> **REQUIRED TASK**:
Using the data below, copy every line that contains the word "ylabel".
Begin RECORDS PROVIDED
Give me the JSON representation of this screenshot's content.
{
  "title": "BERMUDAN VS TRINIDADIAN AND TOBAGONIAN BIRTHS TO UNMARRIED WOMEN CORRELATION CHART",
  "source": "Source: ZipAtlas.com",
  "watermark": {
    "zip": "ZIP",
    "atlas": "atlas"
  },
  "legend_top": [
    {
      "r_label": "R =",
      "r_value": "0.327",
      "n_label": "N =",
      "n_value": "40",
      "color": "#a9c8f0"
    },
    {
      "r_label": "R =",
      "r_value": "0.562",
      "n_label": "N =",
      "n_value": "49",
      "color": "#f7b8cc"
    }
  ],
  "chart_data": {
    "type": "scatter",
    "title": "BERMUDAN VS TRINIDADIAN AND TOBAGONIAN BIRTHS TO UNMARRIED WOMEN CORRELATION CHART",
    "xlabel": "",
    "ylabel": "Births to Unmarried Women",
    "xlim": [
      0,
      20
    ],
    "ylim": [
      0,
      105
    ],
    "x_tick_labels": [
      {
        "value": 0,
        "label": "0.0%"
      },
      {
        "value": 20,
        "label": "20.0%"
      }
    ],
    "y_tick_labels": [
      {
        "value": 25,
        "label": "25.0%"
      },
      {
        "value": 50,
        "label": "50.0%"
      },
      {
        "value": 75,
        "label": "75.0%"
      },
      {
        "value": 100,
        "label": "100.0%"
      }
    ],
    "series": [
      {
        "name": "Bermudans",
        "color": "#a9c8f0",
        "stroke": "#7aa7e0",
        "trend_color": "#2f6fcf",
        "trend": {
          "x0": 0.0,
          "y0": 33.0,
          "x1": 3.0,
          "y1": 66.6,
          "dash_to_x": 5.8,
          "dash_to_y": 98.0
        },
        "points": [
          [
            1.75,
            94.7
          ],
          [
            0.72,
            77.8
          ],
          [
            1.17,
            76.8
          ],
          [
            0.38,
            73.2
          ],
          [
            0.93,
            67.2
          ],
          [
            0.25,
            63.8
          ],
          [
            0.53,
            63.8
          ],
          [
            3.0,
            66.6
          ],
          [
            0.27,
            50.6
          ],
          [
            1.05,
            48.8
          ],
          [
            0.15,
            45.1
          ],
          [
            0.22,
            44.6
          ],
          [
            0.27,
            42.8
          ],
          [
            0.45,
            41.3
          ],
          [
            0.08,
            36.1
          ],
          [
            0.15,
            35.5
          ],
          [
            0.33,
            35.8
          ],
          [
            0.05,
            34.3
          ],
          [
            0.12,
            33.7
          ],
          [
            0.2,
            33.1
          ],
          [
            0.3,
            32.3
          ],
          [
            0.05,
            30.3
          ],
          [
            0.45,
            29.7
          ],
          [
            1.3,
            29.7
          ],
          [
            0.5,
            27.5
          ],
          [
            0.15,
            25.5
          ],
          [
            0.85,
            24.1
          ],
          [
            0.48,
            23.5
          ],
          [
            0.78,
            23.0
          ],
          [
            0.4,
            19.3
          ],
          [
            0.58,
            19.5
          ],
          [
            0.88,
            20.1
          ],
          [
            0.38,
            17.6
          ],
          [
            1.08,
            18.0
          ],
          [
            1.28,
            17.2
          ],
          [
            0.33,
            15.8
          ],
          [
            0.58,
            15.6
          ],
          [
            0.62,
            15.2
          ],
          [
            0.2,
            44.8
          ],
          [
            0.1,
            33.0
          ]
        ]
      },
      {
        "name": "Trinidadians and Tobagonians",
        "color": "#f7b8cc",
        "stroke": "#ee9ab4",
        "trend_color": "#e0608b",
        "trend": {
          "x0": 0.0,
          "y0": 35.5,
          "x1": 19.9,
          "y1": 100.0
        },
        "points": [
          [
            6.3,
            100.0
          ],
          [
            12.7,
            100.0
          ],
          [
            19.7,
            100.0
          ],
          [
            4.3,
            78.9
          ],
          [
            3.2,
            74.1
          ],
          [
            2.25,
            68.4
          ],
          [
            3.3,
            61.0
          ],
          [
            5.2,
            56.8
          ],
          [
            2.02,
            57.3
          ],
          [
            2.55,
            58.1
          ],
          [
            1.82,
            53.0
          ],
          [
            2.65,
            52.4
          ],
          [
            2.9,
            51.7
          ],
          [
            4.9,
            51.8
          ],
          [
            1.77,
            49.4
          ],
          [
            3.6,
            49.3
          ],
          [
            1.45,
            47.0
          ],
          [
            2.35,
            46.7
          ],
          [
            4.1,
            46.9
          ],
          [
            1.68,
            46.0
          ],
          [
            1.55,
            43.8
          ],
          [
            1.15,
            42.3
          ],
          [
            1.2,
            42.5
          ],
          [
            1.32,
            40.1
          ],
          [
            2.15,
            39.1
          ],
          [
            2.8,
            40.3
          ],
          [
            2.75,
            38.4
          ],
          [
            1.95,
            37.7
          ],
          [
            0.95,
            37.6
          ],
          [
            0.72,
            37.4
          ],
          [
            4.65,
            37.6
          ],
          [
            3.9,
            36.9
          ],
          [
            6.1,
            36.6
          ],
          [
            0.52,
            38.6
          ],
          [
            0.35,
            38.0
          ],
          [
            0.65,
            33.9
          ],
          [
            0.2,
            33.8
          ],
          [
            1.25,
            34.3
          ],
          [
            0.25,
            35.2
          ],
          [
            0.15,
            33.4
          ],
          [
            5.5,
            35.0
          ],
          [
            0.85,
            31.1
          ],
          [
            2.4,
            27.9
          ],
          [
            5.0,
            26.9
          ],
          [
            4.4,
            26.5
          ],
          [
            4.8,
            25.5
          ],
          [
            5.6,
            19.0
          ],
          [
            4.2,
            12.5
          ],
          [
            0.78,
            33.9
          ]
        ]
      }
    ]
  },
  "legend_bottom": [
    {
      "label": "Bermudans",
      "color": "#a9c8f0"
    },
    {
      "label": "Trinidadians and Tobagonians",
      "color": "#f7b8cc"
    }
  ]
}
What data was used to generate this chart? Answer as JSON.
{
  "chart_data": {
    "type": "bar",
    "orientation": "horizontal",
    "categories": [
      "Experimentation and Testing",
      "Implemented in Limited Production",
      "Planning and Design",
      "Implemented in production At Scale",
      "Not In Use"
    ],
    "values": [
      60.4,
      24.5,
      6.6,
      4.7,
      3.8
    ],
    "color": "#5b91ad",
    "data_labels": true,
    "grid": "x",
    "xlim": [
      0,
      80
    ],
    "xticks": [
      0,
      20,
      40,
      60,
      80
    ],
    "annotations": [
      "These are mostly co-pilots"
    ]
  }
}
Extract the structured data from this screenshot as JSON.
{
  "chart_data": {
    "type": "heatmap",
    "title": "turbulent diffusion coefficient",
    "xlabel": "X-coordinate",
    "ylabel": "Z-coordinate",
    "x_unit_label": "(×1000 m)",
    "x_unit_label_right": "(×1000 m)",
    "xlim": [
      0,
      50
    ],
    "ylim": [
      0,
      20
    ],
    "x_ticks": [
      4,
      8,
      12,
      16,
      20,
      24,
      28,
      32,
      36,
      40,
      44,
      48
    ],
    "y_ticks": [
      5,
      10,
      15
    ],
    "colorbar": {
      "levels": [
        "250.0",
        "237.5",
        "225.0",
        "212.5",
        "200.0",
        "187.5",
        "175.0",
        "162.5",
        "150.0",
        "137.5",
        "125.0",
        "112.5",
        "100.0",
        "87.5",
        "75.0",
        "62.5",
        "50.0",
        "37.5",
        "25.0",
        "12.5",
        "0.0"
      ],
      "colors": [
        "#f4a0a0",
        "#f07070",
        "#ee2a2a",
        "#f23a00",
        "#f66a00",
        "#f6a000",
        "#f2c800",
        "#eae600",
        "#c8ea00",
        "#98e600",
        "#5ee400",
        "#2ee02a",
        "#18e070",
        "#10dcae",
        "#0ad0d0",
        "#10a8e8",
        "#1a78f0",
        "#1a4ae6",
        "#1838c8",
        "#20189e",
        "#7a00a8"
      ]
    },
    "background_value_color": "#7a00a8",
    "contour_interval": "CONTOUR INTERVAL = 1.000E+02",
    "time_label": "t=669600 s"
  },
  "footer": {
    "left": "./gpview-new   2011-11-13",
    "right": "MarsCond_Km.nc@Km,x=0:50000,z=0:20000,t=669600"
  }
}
End RECORDS PROVIDED
> **WORKED SOLUTION**:
    "ylabel": "Births to Unmarried Women",
    "ylabel": "Z-coordinate",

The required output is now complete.